▶ **Work order 1**
Copy out the part of the ringan no oro recipe starting with "Grease the brinjal" and going on through "to cool slightly.".
▶ **Work order 2**
From the ringan no oro recipe's ingredient list, name every ingredient whose amount is given in teaspoons.
▶ **Work order 3**
Answer these about the ringan no oro recipe:
(a) For how long is the brinjal roasted over the open flame?
(b) Which season does the recipe call the best time to relish this dish?
(c) What does the last step say to serve the dish with?

:: Text section

KATHIYAWADI RINGAN NO ORO (ROASTED AUBERGINE COOKED IN SPICES)

Gujaratis and their food love is world famous. But mind it their food is not just limited to FAFDA , Dhokla or Thepla. Gujjus are equally fond of spicy and tangy foods. One such delicacy is RINGAN NO ORO or can say Baingan ka Bharta. Winters are the best times to relish this delicacy.
Ringan no oro is basically made from roasted AUBERGINE mashed and tossed in selective spices. Its spicy, hot, tangy and suppeerrrrr yummm. Best enjoyed with Bajra/millet flour Roti. 

Here is my take on this recipe

RECIPE:-

Ingredients

  • 2 medium sizes Ringan (Eggplants)
  • 1 large size Tomatoes (Chopped)
  • 2 medium sized Onions Spring (Chopped)
  • 3 tbsp Oil + for greasing
  • 1 teaspoon Cumin seeds
  • 1 tablespoon Red Chili powder
  • 2 tsp Garlic paste
  • 1 teaspoon Turmeric powder
  • 1 tablespoon Coriander
  • 1 teaspoonCumin powder
  • 1 teaspoon Garam masala
  • Salt to taste
  • Pinch of Asafetida

METHOD

Grease the brinjal with a little oil, make slits all over the surface at equal intervals and roast over an open flame for 10 to 12 minutes or till the brinjal turns soft and black, while turning occasionally. Keep aside to cool slightly.

Cut the stem and discard it. Peel the skin and mash it using a potato masher. Keep aside.

  • Heat the oil in a broad pan and add asafoetida and the cumin seeds.When the seeds crackle, add the red chilli powder and spring onions. Saute on a medium flame for 1 minute.
  • Add garlic paste and green chillies and sauté on a medium flame for a few seconds.
  • Add the tomatoes, turmeric powder and coriander-cumin seeds powder, mix well and cook on a medium flame till tomatoes become pulpy, while stirring occasionally.
  • Now.add the mashed brinjal, salt and garam masala. Mix well and cover the pan. Allow to cook for 2-3 minutes.
  • Serve hot with millet/Ragi roti, rice and curd.

::::
:: Exercise data

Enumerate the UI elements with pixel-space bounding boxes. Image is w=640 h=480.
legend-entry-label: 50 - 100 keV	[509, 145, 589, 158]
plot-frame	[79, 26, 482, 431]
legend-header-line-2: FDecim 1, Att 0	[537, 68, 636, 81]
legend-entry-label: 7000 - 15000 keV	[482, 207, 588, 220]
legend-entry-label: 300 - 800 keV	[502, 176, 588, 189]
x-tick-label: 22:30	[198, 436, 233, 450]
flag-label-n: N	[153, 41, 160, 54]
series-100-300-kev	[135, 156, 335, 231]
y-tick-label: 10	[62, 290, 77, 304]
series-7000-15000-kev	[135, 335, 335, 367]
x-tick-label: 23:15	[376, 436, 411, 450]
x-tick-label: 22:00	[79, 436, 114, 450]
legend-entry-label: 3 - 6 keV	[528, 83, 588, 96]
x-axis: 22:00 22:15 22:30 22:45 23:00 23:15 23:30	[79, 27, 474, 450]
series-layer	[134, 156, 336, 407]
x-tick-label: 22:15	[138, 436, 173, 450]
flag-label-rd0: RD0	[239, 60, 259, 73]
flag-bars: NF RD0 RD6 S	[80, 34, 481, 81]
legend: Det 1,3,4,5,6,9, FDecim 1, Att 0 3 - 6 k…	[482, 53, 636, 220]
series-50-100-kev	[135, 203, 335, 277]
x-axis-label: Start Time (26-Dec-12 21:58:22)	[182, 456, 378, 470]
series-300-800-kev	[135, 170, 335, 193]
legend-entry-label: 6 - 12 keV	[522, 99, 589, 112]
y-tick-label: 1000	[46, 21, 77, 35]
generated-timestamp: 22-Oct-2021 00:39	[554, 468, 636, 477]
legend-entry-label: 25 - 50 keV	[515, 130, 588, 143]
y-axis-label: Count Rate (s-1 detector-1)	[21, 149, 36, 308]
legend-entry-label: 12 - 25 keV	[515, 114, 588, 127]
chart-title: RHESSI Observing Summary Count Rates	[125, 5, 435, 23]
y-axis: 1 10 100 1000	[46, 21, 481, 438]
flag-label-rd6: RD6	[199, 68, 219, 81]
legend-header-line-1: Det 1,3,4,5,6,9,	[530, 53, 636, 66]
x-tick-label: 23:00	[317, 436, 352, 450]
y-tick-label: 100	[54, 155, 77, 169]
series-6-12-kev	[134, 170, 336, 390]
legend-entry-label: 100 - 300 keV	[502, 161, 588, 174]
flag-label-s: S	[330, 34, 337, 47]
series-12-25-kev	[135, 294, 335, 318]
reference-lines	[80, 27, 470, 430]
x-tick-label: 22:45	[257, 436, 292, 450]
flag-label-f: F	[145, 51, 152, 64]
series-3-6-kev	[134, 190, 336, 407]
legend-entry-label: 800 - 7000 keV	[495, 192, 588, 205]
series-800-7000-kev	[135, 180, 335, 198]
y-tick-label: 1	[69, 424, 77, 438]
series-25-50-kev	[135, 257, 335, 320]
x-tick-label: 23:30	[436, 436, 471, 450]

::::

▶ **Answer section 1**
Grease the brinjal with a little oil, make slits all over the surface at equal intervals and roast over an open flame for 10 to 12 minutes or till the brinjal turns soft and black, while turning occasionally. Keep aside to cool slightly.

▶ **Answer section 2**
Cumin seeds, Garlic paste, Turmeric powder, Cumin powder, Garam masala

▶ **Answer section 3**
(a) 10 to 12 minutes, or till the brinjal turns soft and black
(b) Winter
(c) Millet/Ragi roti, rice and curd